Request =
Print the lines of the listing verbatim, from the first line through the line containing "alarm-row-1-high-value: 130 (845, 472, 881, 495)", inclusive.

Data excerpts =
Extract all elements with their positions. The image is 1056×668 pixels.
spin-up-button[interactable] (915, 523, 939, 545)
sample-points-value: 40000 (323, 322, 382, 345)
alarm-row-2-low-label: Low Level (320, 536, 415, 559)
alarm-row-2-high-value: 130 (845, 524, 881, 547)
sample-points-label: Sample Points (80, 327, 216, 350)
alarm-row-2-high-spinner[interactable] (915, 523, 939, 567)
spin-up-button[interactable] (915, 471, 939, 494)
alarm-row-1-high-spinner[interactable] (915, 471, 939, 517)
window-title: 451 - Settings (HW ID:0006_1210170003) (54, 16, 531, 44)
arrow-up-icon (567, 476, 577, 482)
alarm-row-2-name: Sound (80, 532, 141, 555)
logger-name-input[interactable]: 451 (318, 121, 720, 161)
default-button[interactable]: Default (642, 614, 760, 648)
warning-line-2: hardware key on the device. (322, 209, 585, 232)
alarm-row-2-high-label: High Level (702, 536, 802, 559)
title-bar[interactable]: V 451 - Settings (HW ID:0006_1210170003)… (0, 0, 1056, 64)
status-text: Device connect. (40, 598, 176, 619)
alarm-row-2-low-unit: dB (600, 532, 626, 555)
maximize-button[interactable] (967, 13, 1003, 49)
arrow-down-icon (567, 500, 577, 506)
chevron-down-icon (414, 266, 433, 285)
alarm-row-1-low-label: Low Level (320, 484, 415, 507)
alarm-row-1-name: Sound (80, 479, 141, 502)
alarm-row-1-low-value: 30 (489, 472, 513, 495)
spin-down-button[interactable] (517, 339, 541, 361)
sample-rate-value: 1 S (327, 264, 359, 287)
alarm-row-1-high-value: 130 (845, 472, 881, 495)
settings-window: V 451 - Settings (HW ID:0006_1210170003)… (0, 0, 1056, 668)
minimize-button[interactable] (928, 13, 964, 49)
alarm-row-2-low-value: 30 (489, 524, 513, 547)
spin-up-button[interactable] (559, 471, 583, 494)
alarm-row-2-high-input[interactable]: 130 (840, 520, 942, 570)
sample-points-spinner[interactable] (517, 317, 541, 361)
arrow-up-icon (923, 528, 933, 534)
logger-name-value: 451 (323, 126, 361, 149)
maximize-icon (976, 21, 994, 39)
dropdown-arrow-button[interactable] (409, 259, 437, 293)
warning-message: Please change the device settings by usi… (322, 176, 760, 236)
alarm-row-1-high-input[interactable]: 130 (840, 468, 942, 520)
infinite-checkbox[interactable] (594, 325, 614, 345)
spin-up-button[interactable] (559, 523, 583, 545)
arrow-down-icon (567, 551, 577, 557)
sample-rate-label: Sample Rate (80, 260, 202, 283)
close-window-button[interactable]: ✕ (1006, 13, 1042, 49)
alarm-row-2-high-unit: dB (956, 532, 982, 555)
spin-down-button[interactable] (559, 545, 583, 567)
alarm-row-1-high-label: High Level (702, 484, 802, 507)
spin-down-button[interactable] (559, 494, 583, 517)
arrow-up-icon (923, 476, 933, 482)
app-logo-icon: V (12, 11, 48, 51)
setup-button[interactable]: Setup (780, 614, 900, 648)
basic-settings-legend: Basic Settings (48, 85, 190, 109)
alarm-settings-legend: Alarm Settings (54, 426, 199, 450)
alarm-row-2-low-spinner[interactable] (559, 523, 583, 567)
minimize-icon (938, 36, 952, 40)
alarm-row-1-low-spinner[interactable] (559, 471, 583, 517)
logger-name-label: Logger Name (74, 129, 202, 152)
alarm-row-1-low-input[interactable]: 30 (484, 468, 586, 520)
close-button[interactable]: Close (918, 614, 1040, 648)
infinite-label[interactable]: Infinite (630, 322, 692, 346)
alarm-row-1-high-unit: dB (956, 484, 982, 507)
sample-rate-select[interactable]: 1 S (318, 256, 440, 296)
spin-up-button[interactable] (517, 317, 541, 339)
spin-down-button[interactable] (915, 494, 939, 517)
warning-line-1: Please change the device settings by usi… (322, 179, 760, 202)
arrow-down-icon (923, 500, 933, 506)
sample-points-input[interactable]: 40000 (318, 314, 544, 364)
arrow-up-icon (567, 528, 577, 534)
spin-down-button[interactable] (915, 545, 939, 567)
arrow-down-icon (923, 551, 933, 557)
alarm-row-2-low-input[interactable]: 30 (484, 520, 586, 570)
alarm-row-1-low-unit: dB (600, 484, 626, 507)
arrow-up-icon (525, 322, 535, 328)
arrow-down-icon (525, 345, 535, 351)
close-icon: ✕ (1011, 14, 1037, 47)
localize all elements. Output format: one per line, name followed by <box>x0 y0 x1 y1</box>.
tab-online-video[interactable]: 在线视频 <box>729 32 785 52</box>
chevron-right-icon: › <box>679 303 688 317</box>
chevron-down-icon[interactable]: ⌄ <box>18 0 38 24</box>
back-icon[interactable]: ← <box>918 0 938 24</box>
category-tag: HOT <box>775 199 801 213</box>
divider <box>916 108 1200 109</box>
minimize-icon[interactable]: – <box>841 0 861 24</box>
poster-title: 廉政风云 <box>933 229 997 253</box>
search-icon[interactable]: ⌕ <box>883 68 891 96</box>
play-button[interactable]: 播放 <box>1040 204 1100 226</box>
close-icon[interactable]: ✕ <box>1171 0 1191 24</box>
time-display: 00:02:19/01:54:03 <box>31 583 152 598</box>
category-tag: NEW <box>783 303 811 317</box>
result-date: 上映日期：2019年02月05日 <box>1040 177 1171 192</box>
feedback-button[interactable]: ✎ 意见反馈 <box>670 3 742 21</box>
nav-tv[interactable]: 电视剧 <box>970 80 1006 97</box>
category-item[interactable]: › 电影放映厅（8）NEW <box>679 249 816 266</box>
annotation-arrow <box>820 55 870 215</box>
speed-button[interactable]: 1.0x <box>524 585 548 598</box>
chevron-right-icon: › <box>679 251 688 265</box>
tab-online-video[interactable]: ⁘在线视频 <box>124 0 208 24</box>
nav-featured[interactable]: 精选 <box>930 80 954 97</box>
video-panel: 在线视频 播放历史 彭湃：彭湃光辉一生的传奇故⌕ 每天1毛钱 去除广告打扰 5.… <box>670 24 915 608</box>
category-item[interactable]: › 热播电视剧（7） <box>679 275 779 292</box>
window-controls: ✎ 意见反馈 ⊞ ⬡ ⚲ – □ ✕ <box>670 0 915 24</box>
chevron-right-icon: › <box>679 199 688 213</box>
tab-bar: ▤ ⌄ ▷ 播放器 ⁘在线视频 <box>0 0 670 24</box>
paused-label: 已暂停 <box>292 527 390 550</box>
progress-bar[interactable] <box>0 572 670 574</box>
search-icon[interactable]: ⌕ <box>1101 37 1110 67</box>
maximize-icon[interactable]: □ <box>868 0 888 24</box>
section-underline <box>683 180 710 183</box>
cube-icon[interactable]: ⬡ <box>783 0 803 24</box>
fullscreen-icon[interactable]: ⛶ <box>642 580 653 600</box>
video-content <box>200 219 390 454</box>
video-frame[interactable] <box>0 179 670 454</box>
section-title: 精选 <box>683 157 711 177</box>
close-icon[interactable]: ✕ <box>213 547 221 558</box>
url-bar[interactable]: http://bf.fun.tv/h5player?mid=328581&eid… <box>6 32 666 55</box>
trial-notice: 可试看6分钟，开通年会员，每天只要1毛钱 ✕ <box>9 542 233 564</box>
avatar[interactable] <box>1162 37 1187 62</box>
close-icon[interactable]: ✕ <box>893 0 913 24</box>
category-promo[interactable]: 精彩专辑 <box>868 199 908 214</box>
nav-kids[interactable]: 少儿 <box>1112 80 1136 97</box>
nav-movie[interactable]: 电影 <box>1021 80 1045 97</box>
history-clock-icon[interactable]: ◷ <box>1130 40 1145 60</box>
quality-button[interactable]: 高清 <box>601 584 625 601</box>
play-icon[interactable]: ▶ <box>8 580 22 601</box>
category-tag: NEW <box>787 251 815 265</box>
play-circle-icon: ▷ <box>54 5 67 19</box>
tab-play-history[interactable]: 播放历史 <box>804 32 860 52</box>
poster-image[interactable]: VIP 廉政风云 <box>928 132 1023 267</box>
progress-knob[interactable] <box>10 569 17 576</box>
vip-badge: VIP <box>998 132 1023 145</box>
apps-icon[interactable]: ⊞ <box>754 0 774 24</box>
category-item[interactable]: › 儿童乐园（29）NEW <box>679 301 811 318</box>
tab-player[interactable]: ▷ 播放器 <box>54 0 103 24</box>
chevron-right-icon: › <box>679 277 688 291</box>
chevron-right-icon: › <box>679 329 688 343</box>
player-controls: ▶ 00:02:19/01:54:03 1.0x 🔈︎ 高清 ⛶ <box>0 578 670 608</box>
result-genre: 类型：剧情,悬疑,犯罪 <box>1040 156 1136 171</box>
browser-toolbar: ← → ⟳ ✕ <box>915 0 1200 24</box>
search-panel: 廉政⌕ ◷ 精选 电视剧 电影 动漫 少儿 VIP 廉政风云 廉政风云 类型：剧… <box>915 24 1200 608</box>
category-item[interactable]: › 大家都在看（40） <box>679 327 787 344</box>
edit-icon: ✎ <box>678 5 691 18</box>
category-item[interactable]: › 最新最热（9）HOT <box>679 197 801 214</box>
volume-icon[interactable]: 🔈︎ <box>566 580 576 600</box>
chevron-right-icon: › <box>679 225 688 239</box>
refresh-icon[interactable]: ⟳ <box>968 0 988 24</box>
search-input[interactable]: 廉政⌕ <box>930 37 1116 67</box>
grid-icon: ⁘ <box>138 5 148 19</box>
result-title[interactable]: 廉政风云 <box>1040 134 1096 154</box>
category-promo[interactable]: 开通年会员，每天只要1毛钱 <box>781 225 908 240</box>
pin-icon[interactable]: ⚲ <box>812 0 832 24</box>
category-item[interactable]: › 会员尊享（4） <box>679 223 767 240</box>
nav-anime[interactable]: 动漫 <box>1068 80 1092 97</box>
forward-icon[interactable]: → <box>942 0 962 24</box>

Problem solution =
Extract all elements with their positions. The image is 1056×668 pixels.
spin-up-button[interactable] (915, 523, 939, 545)
sample-points-value: 40000 (323, 322, 382, 345)
alarm-row-2-low-label: Low Level (320, 536, 415, 559)
alarm-row-2-high-value: 130 (845, 524, 881, 547)
sample-points-label: Sample Points (80, 327, 216, 350)
alarm-row-2-high-spinner[interactable] (915, 523, 939, 567)
spin-up-button[interactable] (915, 471, 939, 494)
alarm-row-1-high-spinner[interactable] (915, 471, 939, 517)
window-title: 451 - Settings (HW ID:0006_1210170003) (54, 16, 531, 44)
arrow-up-icon (567, 476, 577, 482)
alarm-row-2-name: Sound (80, 532, 141, 555)
logger-name-input[interactable]: 451 (318, 121, 720, 161)
default-button[interactable]: Default (642, 614, 760, 648)
warning-line-2: hardware key on the device. (322, 209, 585, 232)
alarm-row-2-high-label: High Level (702, 536, 802, 559)
title-bar[interactable]: V 451 - Settings (HW ID:0006_1210170003)… (0, 0, 1056, 64)
status-text: Device connect. (40, 598, 176, 619)
alarm-row-2-low-unit: dB (600, 532, 626, 555)
maximize-button[interactable] (967, 13, 1003, 49)
arrow-down-icon (567, 500, 577, 506)
chevron-down-icon (414, 266, 433, 285)
alarm-row-1-low-label: Low Level (320, 484, 415, 507)
alarm-row-1-name: Sound (80, 479, 141, 502)
alarm-row-1-low-value: 30 (489, 472, 513, 495)
spin-down-button[interactable] (517, 339, 541, 361)
sample-rate-value: 1 S (327, 264, 359, 287)
alarm-row-1-high-value: 130 (845, 472, 881, 495)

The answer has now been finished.